GIVEN EXERCISE: Pictures should be excluded; otherwise, copy every entry exactly.

===== EXTRACTED ENTRIES

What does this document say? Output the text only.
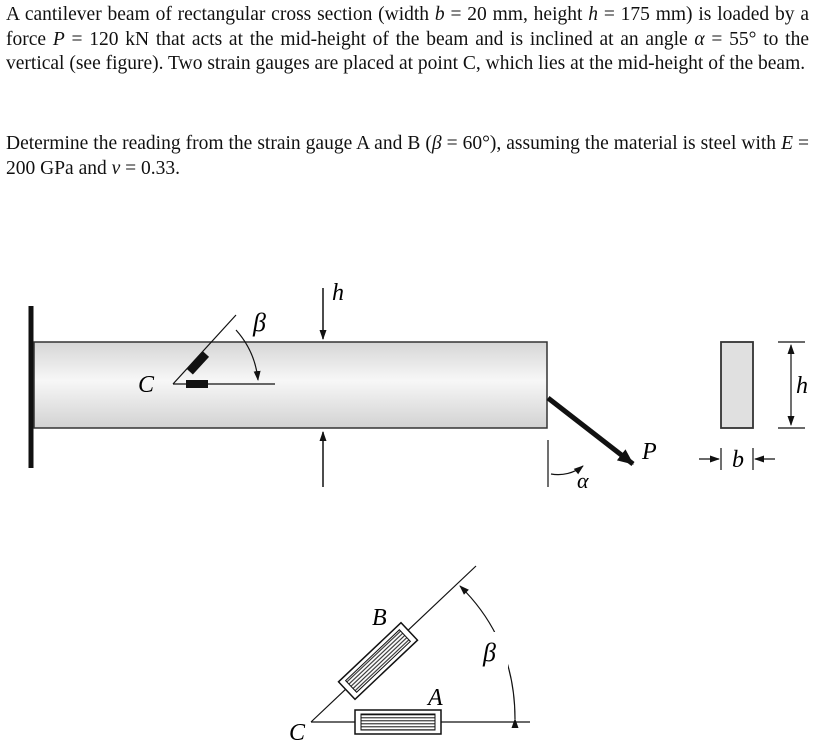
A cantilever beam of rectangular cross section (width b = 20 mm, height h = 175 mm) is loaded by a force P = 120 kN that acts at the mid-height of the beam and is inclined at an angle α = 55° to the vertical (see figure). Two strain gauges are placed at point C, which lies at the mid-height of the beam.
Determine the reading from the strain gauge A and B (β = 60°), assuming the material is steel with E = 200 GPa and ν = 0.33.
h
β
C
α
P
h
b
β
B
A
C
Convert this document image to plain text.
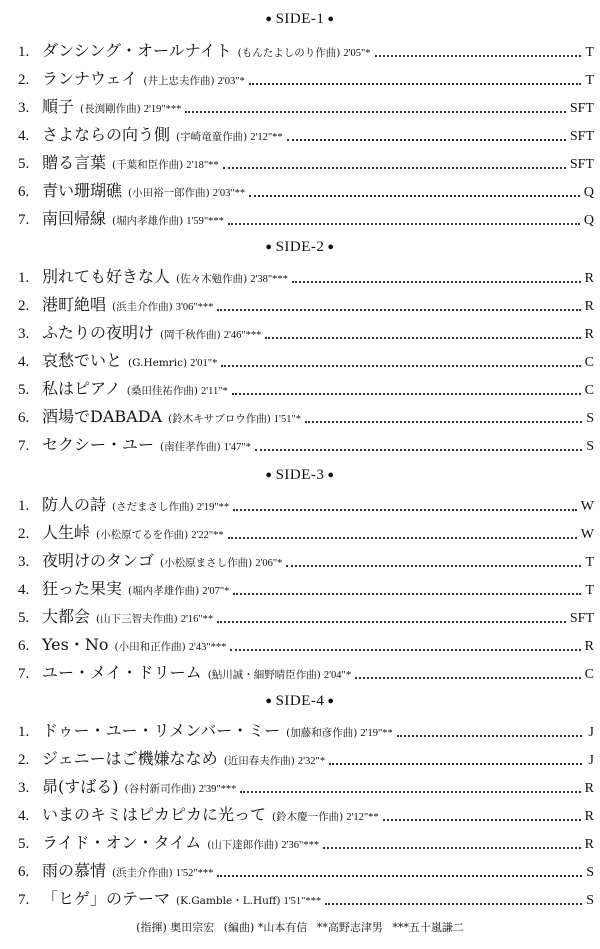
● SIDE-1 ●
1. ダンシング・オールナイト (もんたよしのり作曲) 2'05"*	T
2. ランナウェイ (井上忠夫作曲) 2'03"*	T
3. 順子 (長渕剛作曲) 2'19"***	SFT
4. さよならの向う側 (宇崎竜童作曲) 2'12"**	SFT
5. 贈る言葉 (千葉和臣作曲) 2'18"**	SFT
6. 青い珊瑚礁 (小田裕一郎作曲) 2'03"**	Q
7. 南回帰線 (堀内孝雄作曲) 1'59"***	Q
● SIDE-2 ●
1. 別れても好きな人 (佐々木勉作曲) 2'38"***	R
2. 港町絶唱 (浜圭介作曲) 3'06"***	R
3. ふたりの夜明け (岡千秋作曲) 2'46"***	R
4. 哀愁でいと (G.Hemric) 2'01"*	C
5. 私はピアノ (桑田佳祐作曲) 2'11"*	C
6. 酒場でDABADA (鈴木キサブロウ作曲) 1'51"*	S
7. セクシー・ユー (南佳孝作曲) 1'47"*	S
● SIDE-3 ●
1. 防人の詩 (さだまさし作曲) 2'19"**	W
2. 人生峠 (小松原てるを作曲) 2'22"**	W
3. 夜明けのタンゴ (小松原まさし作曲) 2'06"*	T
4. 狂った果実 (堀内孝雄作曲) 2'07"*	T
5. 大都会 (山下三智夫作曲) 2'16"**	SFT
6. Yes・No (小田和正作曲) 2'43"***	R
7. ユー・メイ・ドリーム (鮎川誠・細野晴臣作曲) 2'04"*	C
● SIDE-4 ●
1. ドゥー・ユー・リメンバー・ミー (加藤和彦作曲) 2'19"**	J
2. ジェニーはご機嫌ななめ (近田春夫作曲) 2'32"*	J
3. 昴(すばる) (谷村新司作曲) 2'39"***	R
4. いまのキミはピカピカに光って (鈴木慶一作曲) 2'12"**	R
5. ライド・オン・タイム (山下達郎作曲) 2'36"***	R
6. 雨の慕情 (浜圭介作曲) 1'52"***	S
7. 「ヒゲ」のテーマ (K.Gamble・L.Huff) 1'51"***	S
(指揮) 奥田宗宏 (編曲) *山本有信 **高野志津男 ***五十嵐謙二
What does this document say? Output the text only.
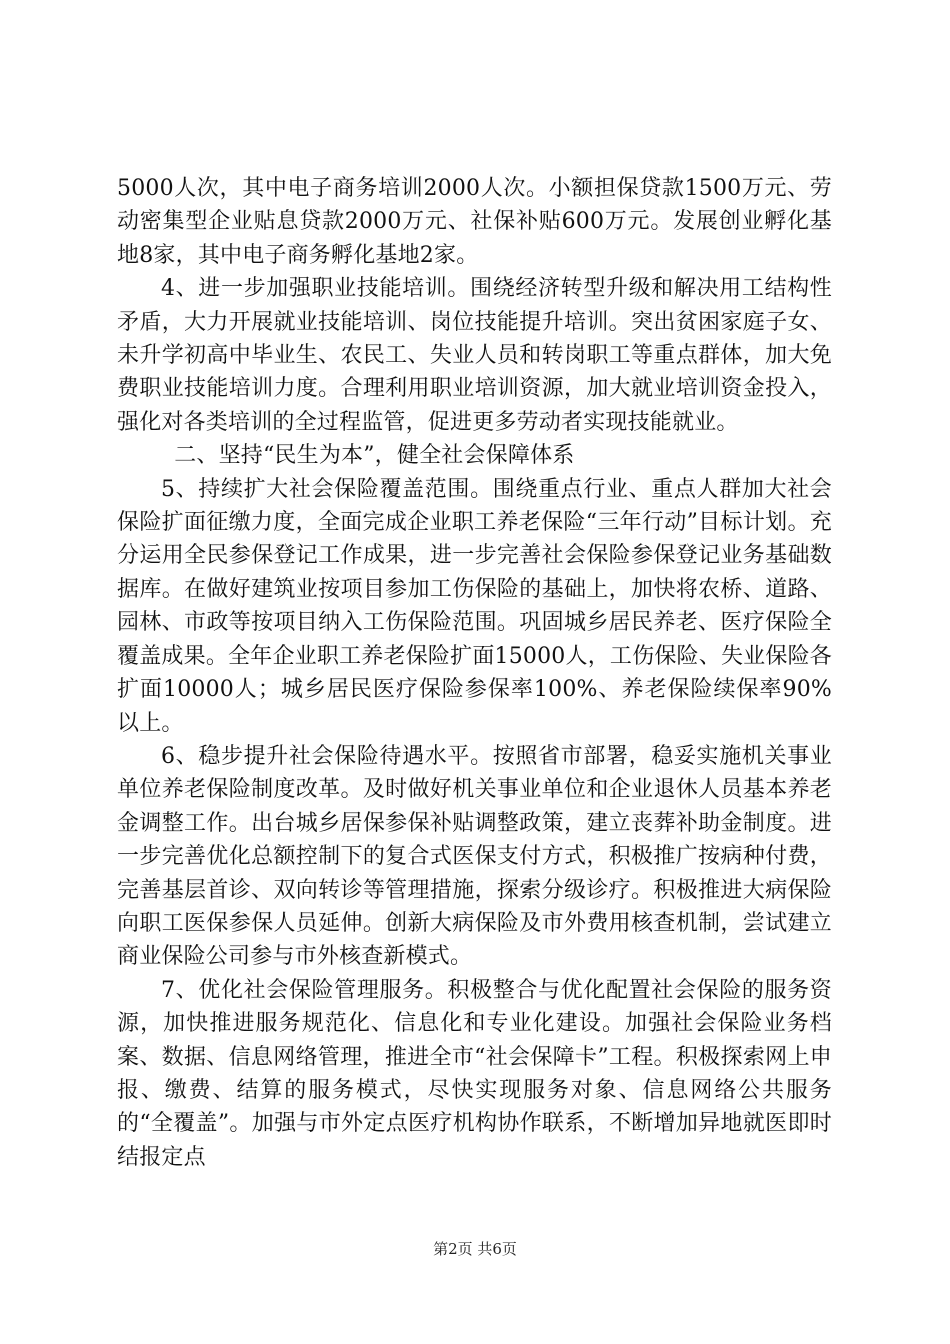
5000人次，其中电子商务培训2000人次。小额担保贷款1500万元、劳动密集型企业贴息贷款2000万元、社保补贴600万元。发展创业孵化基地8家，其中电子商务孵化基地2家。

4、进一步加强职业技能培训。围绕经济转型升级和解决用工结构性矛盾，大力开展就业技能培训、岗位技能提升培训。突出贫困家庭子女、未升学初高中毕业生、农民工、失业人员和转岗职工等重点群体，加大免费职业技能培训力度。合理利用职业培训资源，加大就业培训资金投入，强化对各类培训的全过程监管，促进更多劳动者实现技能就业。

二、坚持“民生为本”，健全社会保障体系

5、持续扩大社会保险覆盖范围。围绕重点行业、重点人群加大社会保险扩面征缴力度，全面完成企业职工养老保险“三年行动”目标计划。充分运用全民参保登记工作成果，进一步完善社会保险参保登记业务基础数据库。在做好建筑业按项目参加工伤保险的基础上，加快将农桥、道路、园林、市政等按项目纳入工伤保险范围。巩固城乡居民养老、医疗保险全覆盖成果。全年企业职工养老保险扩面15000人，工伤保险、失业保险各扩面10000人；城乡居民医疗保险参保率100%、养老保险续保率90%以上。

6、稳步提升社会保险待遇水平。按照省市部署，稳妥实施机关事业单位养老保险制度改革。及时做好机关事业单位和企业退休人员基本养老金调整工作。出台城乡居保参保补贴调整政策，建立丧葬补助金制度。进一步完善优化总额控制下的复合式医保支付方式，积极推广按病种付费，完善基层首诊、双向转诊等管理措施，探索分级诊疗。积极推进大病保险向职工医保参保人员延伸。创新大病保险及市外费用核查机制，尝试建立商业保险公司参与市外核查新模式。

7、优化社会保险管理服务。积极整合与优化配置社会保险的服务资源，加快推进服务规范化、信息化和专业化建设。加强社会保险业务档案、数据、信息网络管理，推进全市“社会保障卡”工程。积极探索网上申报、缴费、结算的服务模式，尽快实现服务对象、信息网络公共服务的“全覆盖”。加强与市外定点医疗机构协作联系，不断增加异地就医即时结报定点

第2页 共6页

==========

WRITTEN RESPONSE:
What does this document say? Output the text only.
A cantilever beam of rectangular cross section (width b = 20 mm, height h = 175 mm) is loaded by a force P = 120 kN that acts at the mid-height of the beam and is inclined at an angle α = 55° to the vertical (see figure). Two strain gauges are placed at point C, which lies at the mid-height of the beam.
Determine the reading from the strain gauge A and B (β = 60°), assuming the material is steel with E = 200 GPa and ν = 0.33.
h
β
C
α
P
h
b
β
B
A
C
Convert this document image to plain text.
● SIDE-1 ●
1. ダンシング・オールナイト (もんたよしのり作曲) 2'05"*	T
2. ランナウェイ (井上忠夫作曲) 2'03"*	T
3. 順子 (長渕剛作曲) 2'19"***	SFT
4. さよならの向う側 (宇崎竜童作曲) 2'12"**	SFT
5. 贈る言葉 (千葉和臣作曲) 2'18"**	SFT
6. 青い珊瑚礁 (小田裕一郎作曲) 2'03"**	Q
7. 南回帰線 (堀内孝雄作曲) 1'59"***	Q
● SIDE-2 ●
1. 別れても好きな人 (佐々木勉作曲) 2'38"***	R
2. 港町絶唱 (浜圭介作曲) 3'06"***	R
3. ふたりの夜明け (岡千秋作曲) 2'46"***	R
4. 哀愁でいと (G.Hemric) 2'01"*	C
5. 私はピアノ (桑田佳祐作曲) 2'11"*	C
6. 酒場でDABADA (鈴木キサブロウ作曲) 1'51"*	S
7. セクシー・ユー (南佳孝作曲) 1'47"*	S
● SIDE-3 ●
1. 防人の詩 (さだまさし作曲) 2'19"**	W
2. 人生峠 (小松原てるを作曲) 2'22"**	W
3. 夜明けのタンゴ (小松原まさし作曲) 2'06"*	T
4. 狂った果実 (堀内孝雄作曲) 2'07"*	T
5. 大都会 (山下三智夫作曲) 2'16"**	SFT
6. Yes・No (小田和正作曲) 2'43"***	R
7. ユー・メイ・ドリーム (鮎川誠・細野晴臣作曲) 2'04"*	C
● SIDE-4 ●
1. ドゥー・ユー・リメンバー・ミー (加藤和彦作曲) 2'19"**	J
2. ジェニーはご機嫌ななめ (近田春夫作曲) 2'32"*	J
3. 昴(すばる) (谷村新司作曲) 2'39"***	R
4. いまのキミはピカピカに光って (鈴木慶一作曲) 2'12"**	R
5. ライド・オン・タイム (山下達郎作曲) 2'36"***	R
6. 雨の慕情 (浜圭介作曲) 1'52"***	S
7. 「ヒゲ」のテーマ (K.Gamble・L.Huff) 1'51"***	S
(指揮) 奥田宗宏 (編曲) *山本有信 **高野志津男 ***五十嵐謙二
What does this document say? Output the text only.
5000人次，其中电子商务培训2000人次。小额担保贷款1500万元、劳动密集型企业贴息贷款2000万元、社保补贴600万元。发展创业孵化基地8家，其中电子商务孵化基地2家。

4、进一步加强职业技能培训。围绕经济转型升级和解决用工结构性矛盾，大力开展就业技能培训、岗位技能提升培训。突出贫困家庭子女、未升学初高中毕业生、农民工、失业人员和转岗职工等重点群体，加大免费职业技能培训力度。合理利用职业培训资源，加大就业培训资金投入，强化对各类培训的全过程监管，促进更多劳动者实现技能就业。

二、坚持“民生为本”，健全社会保障体系

5、持续扩大社会保险覆盖范围。围绕重点行业、重点人群加大社会保险扩面征缴力度，全面完成企业职工养老保险“三年行动”目标计划。充分运用全民参保登记工作成果，进一步完善社会保险参保登记业务基础数据库。在做好建筑业按项目参加工伤保险的基础上，加快将农桥、道路、园林、市政等按项目纳入工伤保险范围。巩固城乡居民养老、医疗保险全覆盖成果。全年企业职工养老保险扩面15000人，工伤保险、失业保险各扩面10000人；城乡居民医疗保险参保率100%、养老保险续保率90%以上。

6、稳步提升社会保险待遇水平。按照省市部署，稳妥实施机关事业单位养老保险制度改革。及时做好机关事业单位和企业退休人员基本养老金调整工作。出台城乡居保参保补贴调整政策，建立丧葬补助金制度。进一步完善优化总额控制下的复合式医保支付方式，积极推广按病种付费，完善基层首诊、双向转诊等管理措施，探索分级诊疗。积极推进大病保险向职工医保参保人员延伸。创新大病保险及市外费用核查机制，尝试建立商业保险公司参与市外核查新模式。

7、优化社会保险管理服务。积极整合与优化配置社会保险的服务资源，加快推进服务规范化、信息化和专业化建设。加强社会保险业务档案、数据、信息网络管理，推进全市“社会保障卡”工程。积极探索网上申报、缴费、结算的服务模式，尽快实现服务对象、信息网络公共服务的“全覆盖”。加强与市外定点医疗机构协作联系，不断增加异地就医即时结报定点

第2页 共6页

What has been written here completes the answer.